Copy out all the records, word for word.

**** Extracted material

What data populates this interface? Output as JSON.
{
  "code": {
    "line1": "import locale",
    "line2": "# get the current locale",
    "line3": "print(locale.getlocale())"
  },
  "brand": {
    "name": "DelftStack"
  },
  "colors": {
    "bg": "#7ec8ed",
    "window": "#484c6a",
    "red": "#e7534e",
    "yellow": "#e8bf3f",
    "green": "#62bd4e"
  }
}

********

▸ **Response below**
What data populates this interface? Output as JSON.
{
  "code": {
    "line1": "import locale",
    "line2": "# get the current locale",
    "line3": "print(locale.getlocale())"
  },
  "brand": {
    "name": "DelftStack"
  },
  "colors": {
    "bg": "#7ec8ed",
    "window": "#484c6a",
    "red": "#e7534e",
    "yellow": "#e8bf3f",
    "green": "#62bd4e"
  }
}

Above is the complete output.